• _DATA SHOWN_
------------------------------

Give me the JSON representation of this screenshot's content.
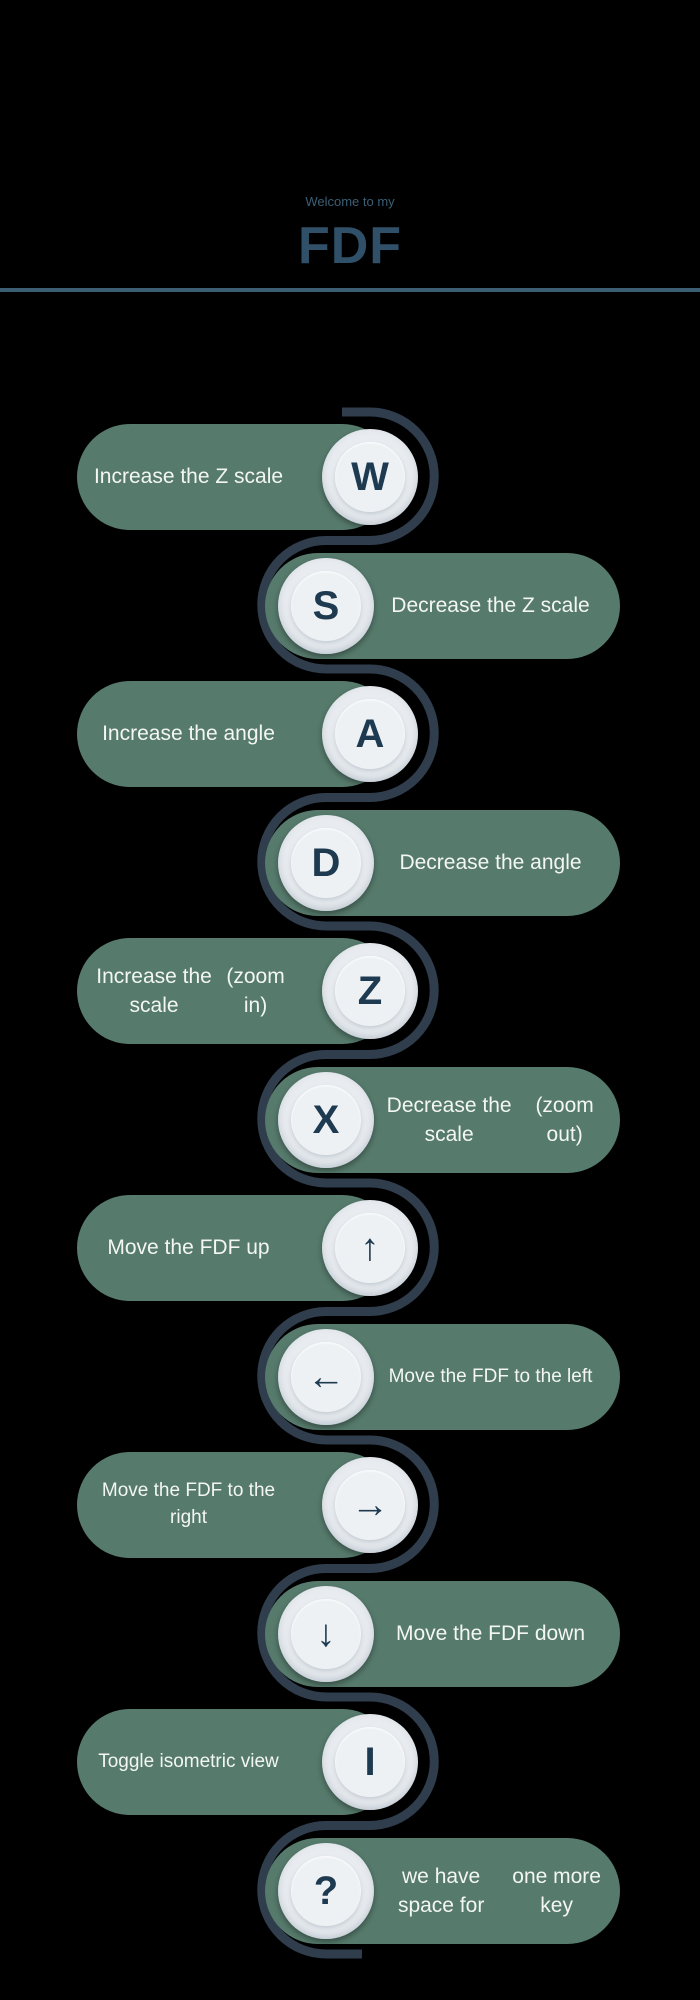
{
  "header": {
    "welcome": "Welcome to my",
    "title": "FDF"
  },
  "colors": {
    "background": "#000000",
    "pill": "#567a6c",
    "key": "#eef1f4",
    "key_text": "#1d3a50",
    "connector": "#2f3d4c",
    "title": "#2f5068"
  },
  "controls": [
    {
      "key": "W",
      "line1": "Increase the Z scale",
      "line2": ""
    },
    {
      "key": "S",
      "line1": "Decrease the Z scale",
      "line2": ""
    },
    {
      "key": "A",
      "line1": "Increase the angle",
      "line2": ""
    },
    {
      "key": "D",
      "line1": "Decrease the angle",
      "line2": ""
    },
    {
      "key": "Z",
      "line1": "Increase the scale",
      "line2": "(zoom in)"
    },
    {
      "key": "X",
      "line1": "Decrease the scale",
      "line2": "(zoom out)"
    },
    {
      "key": "↑",
      "line1": "Move the FDF up",
      "line2": ""
    },
    {
      "key": "←",
      "line1": "Move the FDF to the left",
      "line2": ""
    },
    {
      "key": "→",
      "line1": "Move the FDF to the right",
      "line2": ""
    },
    {
      "key": "↓",
      "line1": "Move the FDF down",
      "line2": ""
    },
    {
      "key": "I",
      "line1": "Toggle isometric view",
      "line2": ""
    },
    {
      "key": "?",
      "line1": "we have space for",
      "line2": "one more key"
    }
  ]
}
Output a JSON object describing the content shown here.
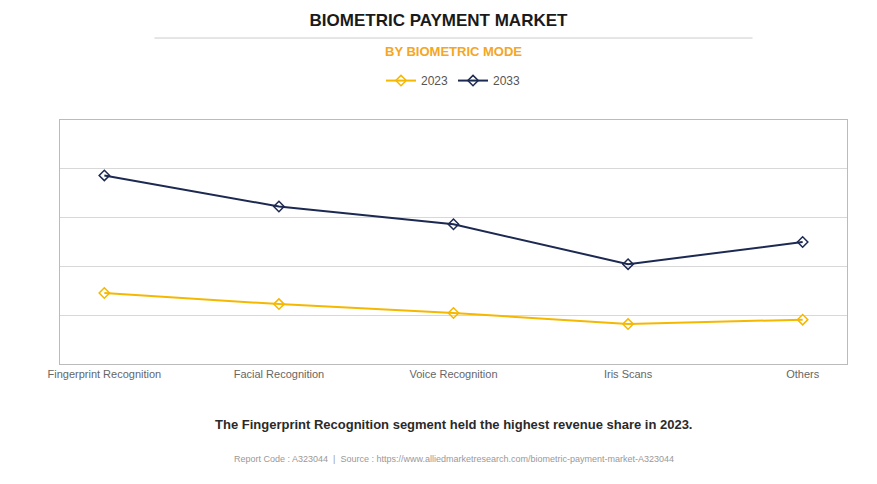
{
  "chart_data": {
    "type": "line",
    "title": "BIOMETRIC PAYMENT MARKET",
    "subtitle": "BY BIOMETRIC MODE",
    "subtitle_color": "#F5A623",
    "categories": [
      "Fingerprint Recognition",
      "Facial Recognition",
      "Voice Recognition",
      "Iris Scans",
      "Others"
    ],
    "series": [
      {
        "name": "2023",
        "color": "#F5B800",
        "marker": "diamond",
        "values": [
          3.2,
          2.7,
          2.3,
          1.8,
          2.0
        ]
      },
      {
        "name": "2033",
        "color": "#1C2951",
        "marker": "diamond",
        "values": [
          8.5,
          7.1,
          6.3,
          4.5,
          5.5
        ]
      }
    ],
    "ylim": [
      0,
      11
    ],
    "yticks": [
      0,
      2.2,
      4.4,
      6.6,
      8.8,
      11
    ],
    "grid": true,
    "tick_labels": "x",
    "legend": "top",
    "annotations": [
      "The Fingerprint Recognition segment held the highest revenue share in 2023.",
      "Report Code : A323044  |  Source : https://www.alliedmarketresearch.com/biometric-payment-market-A323044"
    ]
  }
}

------------------------------

Say how many lines in the records hold the string "content", and say nothing else.

• _RESULT FOR THIS EXERCISE_
2